● 課題
東日本大震災から10年を扱ったこの記事で、髙橋秀典氏は昨年12月に平教会長を拝命して福島県に戻ったのは何年ぶりだと述べていますか？

心ひとつに――東日本大震災から10年 髙橋秀典平教会長に聞く

懸命に生きてこられた福島の人々 大切な人へ真心を込めて祈り捧ぐ

平教会は全8支部で1市2町を包括しています。東日本大震災では、3支部が大津波により大きな被害を受けました。中でも、東京電力福島第一原子力発電所から20キロ圏内にある楢葉(ならは)支部の会員たちは、原子炉建屋の爆発事故により、先の見えない避難生活を余儀なくされました。

10年前、私は福島支教区(当時)の青年教務員として福島県にいました。発災直後から、支教区各教会の会員さんの安否確認や本部との支援物資の調整など、現地でお役を務めさせて頂きました。当時、福島県にいた全ての方が毎日を必死な思いで生きていました。

現在は、海岸線を車で走るときれいに整備された防潮堤が何キロも先まで見渡すことができ、サイクリングをする人やサーフィンをする人でにぎわっています。公園では幼子と遊ぶ若いご夫婦の姿があり、平穏な日々の流れを感じさせます。

昨年12月に平教会長を拝命し、9年ぶりに福島県に戻らせて頂きました。新型コロナウイルスの流行下での赴任でもあり、会員さんたちと直(じか)にお話しする機会はほとんどありませんが、数少ない触れ合いの中で感じたことは、「被災された方々の心は、津波で肉親を亡くしたあの日のままである」という印象でした。また、放射能という目に見えないものに不安を抱く日々は変わりません。放射能の汚染水が近海に流されようとしている今、再び報道への不信感や風評への不安感を募らせており、そういった心情は誰に話しても理解してもらえない、話もしたくないという思いの方が少なくないようです。

文書レイアウト検出データ:
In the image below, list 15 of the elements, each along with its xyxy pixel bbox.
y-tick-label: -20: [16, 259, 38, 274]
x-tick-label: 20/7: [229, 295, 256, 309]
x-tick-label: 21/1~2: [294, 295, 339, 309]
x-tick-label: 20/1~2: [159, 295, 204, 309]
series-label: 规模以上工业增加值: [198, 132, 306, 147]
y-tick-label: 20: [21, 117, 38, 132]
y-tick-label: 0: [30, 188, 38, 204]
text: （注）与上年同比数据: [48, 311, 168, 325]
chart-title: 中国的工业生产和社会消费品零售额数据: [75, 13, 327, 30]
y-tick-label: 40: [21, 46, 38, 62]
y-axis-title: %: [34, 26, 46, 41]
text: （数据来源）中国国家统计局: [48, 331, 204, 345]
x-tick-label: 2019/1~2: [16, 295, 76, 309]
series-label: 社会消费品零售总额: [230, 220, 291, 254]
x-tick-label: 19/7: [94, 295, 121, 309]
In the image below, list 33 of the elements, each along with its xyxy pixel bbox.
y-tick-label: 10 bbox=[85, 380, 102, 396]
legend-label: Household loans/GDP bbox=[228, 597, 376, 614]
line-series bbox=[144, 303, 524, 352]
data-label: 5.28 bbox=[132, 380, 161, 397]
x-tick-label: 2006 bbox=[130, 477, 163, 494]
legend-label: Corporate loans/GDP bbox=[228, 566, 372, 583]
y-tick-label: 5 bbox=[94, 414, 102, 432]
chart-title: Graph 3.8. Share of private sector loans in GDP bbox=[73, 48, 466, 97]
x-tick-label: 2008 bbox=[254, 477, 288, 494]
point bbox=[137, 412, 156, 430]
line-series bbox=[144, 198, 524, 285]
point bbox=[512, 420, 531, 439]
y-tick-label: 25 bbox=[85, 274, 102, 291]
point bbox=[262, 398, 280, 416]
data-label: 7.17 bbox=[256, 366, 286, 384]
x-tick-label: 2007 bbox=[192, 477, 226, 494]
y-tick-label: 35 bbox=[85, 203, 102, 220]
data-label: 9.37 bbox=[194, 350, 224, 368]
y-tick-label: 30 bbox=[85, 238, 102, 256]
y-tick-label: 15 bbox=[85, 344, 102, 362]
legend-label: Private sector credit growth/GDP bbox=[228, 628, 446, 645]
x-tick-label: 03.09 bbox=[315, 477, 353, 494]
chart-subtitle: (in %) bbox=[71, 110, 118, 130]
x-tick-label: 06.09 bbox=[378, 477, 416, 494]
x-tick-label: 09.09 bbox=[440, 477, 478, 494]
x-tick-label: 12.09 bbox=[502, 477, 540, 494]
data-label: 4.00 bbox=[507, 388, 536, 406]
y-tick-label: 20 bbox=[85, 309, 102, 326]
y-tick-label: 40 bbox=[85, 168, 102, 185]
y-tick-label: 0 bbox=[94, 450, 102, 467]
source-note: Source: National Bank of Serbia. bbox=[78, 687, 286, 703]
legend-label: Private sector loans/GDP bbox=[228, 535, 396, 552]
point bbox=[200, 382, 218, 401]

● 回答
9年ぶりです。